[To do] Repeat every entry word for word, skipping the pictures.

[Data rows]
---

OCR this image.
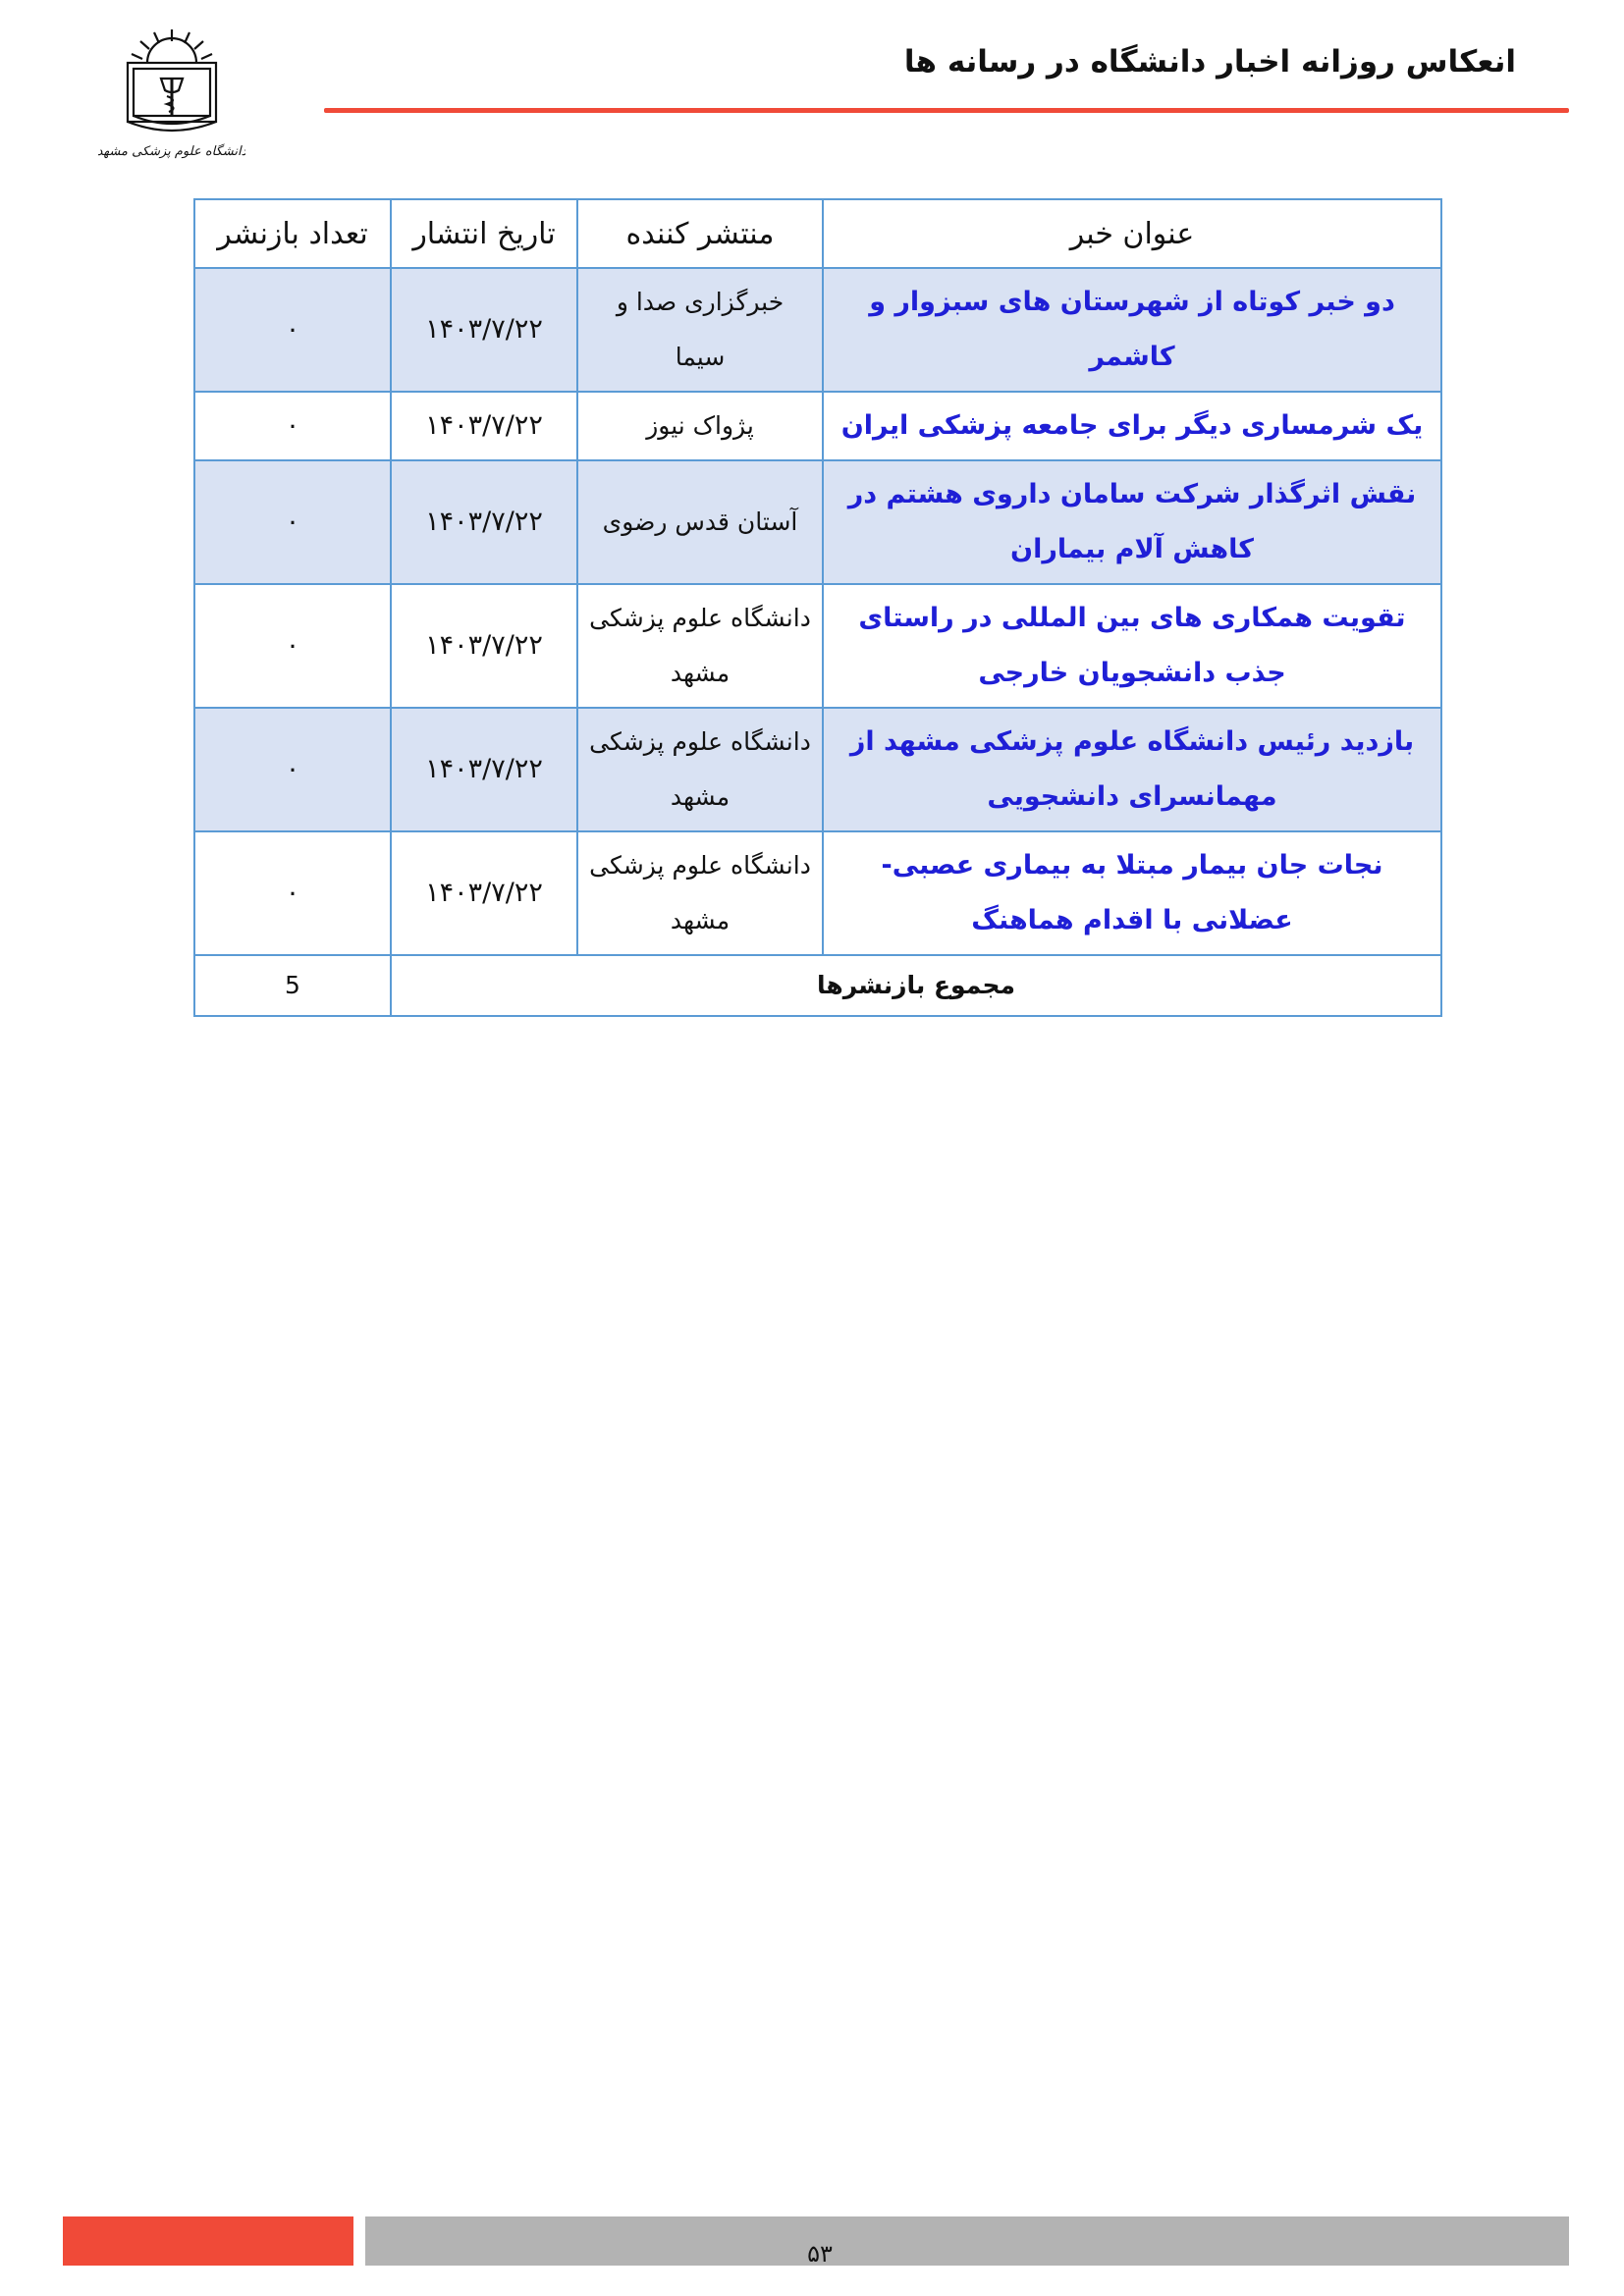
دانشگاه علوم پزشکی مشهد
انعکاس روزانه اخبار دانشگاه در رسانه ها
عنوان خبر	منتشر کننده	تاریخ انتشار	تعداد بازنشر
دو خبر کوتاه از شهرستان های سبزوار و کاشمر	خبرگزاری صدا و سیما	۱۴۰۳/۷/۲۲	۰
یک شرمساری دیگر برای جامعه پزشکی ایران	پژواک نیوز	۱۴۰۳/۷/۲۲	۰
نقش اثرگذار شرکت سامان داروی هشتم در کاهش آلام بیماران	آستان قدس رضوی	۱۴۰۳/۷/۲۲	۰
تقویت همکاری های بین المللی در راستای جذب دانشجویان خارجی	دانشگاه علوم پزشکی مشهد	۱۴۰۳/۷/۲۲	۰
بازدید رئیس دانشگاه علوم پزشکی مشهد از مهمانسرای دانشجویی	دانشگاه علوم پزشکی مشهد	۱۴۰۳/۷/۲۲	۰
نجات جان بیمار مبتلا به بیماری عصبی-عضلانی با اقدام هماهنگ	دانشگاه علوم پزشکی مشهد	۱۴۰۳/۷/۲۲	۰
مجموع بازنشرها			5
۵۳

---

[Output of the task]
OCR this image.
دانشگاه علوم پزشکی مشهد
انعکاس روزانه اخبار دانشگاه در رسانه ها
عنوان خبر	منتشر کننده	تاریخ انتشار	تعداد بازنشر
دو خبر کوتاه از شهرستان های سبزوار و کاشمر	خبرگزاری صدا و سیما	۱۴۰۳/۷/۲۲	۰
یک شرمساری دیگر برای جامعه پزشکی ایران	پژواک نیوز	۱۴۰۳/۷/۲۲	۰
نقش اثرگذار شرکت سامان داروی هشتم در کاهش آلام بیماران	آستان قدس رضوی	۱۴۰۳/۷/۲۲	۰
تقویت همکاری های بین المللی در راستای جذب دانشجویان خارجی	دانشگاه علوم پزشکی مشهد	۱۴۰۳/۷/۲۲	۰
بازدید رئیس دانشگاه علوم پزشکی مشهد از مهمانسرای دانشجویی	دانشگاه علوم پزشکی مشهد	۱۴۰۳/۷/۲۲	۰
نجات جان بیمار مبتلا به بیماری عصبی-عضلانی با اقدام هماهنگ	دانشگاه علوم پزشکی مشهد	۱۴۰۳/۷/۲۲	۰
مجموع بازنشرها			5
۵۳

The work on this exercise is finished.